[WRITTEN REQUEST] Find the lines below that contain the string "used". Copy each one.

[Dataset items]
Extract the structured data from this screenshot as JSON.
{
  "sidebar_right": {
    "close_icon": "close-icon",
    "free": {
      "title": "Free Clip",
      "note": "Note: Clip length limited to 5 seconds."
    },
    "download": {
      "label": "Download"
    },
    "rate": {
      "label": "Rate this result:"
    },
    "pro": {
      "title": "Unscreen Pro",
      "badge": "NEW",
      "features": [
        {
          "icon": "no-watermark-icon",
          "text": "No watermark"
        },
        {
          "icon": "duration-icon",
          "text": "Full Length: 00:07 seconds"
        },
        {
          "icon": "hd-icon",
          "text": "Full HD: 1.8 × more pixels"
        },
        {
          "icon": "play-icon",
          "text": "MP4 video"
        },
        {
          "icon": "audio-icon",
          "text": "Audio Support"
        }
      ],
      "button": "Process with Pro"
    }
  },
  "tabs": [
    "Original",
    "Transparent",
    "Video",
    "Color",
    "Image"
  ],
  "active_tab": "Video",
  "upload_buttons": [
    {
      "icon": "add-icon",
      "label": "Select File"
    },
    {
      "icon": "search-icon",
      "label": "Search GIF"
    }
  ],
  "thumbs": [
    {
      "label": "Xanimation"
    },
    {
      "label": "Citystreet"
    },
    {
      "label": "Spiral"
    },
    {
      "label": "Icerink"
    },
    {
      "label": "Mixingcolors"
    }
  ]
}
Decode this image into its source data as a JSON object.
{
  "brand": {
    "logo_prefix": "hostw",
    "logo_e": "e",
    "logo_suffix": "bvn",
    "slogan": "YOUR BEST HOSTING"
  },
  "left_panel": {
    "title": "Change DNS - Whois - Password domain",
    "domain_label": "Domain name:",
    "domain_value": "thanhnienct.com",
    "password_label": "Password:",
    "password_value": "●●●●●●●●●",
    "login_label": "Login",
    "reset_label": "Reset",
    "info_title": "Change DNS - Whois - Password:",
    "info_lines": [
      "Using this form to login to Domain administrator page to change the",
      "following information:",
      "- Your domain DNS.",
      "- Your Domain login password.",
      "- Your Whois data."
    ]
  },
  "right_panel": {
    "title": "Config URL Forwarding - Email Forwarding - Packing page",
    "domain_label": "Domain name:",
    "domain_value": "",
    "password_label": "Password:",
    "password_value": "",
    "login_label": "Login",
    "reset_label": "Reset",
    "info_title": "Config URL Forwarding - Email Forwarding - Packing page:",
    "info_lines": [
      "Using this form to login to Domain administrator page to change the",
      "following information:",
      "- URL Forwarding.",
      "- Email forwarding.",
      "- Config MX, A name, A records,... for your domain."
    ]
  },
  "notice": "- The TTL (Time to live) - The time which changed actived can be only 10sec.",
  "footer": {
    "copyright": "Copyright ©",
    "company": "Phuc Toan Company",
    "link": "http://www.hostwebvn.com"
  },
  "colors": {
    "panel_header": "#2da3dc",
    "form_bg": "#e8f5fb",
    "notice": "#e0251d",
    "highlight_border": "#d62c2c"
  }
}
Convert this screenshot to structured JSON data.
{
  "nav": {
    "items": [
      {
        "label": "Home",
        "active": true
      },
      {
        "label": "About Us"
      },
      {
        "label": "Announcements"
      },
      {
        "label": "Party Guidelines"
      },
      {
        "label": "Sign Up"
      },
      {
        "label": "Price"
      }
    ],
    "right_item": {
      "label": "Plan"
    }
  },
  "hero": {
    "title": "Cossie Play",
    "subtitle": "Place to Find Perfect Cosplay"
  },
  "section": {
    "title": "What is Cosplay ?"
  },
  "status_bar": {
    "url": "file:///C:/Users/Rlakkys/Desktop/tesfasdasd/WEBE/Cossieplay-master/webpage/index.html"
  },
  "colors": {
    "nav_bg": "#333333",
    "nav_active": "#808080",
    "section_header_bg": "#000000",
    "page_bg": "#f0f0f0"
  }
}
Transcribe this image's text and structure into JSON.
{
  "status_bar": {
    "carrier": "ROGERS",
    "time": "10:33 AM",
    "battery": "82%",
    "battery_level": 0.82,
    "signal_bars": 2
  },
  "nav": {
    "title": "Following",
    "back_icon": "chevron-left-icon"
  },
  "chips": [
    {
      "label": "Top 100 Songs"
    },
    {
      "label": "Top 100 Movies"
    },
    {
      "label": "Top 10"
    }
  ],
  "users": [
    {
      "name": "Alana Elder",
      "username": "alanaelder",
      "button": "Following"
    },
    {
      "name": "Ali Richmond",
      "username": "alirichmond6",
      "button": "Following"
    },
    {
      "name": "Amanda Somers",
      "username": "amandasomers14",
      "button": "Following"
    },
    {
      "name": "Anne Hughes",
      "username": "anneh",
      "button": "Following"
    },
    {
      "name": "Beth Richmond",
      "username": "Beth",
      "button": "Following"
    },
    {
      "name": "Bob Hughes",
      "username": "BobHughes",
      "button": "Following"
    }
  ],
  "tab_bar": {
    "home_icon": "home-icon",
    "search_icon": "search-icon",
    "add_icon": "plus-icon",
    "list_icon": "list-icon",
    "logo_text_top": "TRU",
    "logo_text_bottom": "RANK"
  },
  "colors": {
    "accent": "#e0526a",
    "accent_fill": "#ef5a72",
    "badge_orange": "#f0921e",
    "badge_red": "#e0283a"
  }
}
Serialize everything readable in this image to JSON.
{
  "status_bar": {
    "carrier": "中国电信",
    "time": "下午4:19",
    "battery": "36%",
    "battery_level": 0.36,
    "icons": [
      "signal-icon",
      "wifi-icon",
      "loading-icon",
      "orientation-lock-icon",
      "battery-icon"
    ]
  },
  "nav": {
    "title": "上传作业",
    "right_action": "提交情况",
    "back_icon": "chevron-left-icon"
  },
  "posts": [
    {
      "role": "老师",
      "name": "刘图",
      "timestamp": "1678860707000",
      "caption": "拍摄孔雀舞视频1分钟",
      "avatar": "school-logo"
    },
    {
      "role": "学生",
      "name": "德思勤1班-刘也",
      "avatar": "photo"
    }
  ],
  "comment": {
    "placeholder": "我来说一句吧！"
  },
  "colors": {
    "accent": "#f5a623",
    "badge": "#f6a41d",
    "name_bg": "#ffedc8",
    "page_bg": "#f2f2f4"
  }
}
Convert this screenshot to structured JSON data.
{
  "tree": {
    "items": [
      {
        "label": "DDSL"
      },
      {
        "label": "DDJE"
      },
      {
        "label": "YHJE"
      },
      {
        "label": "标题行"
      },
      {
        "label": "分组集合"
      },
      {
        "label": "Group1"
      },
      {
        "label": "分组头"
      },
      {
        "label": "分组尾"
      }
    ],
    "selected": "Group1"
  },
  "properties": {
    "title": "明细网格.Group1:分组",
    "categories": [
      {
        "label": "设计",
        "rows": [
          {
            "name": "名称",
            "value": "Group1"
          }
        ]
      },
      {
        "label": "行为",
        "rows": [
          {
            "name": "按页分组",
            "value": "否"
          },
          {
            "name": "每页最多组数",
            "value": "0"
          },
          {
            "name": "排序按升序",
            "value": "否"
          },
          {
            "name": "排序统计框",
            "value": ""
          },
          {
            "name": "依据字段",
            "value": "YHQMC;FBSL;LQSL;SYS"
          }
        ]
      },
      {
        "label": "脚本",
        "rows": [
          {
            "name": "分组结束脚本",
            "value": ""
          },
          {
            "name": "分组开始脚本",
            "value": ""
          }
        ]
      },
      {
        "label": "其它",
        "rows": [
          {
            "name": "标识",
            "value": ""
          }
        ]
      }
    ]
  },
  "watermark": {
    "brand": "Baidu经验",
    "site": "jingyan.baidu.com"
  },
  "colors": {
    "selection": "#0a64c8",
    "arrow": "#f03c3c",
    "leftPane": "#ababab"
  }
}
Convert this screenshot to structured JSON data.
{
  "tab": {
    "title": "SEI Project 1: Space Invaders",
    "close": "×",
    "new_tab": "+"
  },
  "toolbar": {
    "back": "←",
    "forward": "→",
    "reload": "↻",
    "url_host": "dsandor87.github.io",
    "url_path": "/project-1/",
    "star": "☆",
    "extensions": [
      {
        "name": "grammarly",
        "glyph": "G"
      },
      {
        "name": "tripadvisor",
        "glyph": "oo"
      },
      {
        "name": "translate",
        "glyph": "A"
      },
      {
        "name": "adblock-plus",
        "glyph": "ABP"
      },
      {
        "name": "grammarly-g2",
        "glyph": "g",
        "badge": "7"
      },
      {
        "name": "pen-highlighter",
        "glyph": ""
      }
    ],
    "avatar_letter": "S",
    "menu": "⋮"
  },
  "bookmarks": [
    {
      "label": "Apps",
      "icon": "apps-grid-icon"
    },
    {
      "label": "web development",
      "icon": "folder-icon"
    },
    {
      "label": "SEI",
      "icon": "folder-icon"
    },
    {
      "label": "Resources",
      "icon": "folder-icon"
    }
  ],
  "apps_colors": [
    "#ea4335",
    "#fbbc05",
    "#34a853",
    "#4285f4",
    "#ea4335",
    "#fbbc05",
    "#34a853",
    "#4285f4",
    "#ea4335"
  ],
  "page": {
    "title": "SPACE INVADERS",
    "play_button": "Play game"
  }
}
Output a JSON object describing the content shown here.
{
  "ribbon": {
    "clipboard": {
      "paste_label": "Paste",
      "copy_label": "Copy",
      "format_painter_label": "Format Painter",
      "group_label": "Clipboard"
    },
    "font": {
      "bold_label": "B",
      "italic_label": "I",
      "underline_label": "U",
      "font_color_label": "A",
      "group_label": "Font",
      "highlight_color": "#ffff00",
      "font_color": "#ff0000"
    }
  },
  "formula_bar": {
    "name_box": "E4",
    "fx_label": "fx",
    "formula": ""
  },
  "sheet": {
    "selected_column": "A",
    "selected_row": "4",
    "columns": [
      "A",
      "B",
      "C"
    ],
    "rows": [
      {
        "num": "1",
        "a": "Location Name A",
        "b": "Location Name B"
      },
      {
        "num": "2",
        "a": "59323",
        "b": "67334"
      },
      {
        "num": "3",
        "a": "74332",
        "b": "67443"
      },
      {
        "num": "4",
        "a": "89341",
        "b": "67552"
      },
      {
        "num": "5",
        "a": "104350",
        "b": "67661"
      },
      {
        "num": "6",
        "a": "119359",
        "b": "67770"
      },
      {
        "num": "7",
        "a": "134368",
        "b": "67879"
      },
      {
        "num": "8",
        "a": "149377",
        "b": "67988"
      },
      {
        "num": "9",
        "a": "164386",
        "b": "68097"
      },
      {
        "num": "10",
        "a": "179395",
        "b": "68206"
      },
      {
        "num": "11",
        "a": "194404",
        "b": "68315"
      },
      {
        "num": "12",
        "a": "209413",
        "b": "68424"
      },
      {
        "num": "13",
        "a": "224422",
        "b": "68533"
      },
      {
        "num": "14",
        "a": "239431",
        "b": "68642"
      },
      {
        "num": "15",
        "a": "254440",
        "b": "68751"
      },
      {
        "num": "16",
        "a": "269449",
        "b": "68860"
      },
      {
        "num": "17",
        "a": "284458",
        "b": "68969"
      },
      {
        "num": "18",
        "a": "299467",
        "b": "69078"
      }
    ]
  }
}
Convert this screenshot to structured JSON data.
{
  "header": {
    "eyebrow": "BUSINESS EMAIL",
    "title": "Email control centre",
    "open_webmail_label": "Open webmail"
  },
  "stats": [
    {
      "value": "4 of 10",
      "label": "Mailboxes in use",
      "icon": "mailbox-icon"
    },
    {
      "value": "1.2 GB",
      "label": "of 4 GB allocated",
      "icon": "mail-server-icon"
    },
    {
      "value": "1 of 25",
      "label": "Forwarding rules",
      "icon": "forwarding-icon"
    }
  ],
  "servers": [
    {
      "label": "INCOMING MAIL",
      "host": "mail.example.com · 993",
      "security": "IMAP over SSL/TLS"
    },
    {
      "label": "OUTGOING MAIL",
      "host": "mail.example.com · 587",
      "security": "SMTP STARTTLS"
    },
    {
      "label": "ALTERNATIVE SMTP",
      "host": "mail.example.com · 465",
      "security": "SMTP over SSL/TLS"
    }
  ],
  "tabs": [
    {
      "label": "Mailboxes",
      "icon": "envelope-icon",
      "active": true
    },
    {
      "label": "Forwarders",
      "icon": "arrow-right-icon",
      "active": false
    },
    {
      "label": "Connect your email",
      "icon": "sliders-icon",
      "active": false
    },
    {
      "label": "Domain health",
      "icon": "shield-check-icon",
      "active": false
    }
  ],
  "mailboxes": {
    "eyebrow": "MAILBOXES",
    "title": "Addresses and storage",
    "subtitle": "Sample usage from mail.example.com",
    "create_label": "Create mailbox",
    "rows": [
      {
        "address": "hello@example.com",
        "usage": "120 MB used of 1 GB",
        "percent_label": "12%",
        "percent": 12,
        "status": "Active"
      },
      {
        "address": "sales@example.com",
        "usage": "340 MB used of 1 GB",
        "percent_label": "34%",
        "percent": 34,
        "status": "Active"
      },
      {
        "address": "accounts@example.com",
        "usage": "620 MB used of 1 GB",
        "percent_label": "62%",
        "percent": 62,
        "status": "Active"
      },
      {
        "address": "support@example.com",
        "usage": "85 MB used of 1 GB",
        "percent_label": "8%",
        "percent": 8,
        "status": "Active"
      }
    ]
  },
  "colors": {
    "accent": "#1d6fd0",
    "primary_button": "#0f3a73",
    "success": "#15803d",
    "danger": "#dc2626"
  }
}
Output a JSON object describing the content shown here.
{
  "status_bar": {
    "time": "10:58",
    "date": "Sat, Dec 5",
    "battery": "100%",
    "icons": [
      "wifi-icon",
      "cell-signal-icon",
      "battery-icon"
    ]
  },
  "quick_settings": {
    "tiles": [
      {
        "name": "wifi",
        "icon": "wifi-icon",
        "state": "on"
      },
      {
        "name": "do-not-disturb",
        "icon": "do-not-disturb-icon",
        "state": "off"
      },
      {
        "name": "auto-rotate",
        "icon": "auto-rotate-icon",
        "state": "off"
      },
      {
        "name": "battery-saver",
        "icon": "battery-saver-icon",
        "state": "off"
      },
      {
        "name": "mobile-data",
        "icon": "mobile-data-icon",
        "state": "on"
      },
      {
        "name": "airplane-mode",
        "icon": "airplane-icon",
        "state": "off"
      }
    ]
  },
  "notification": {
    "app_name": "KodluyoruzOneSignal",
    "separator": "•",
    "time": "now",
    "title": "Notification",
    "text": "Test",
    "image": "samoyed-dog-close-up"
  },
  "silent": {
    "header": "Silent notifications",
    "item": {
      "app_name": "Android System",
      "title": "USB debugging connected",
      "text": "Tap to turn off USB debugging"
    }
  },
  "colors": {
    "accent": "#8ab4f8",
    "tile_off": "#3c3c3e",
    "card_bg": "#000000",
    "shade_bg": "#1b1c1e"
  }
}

[OUTPUT BELOW]
        "usage": "120 MB used of 1 GB",
        "usage": "340 MB used of 1 GB",
        "usage": "620 MB used of 1 GB",
        "usage": "85 MB used of 1 GB",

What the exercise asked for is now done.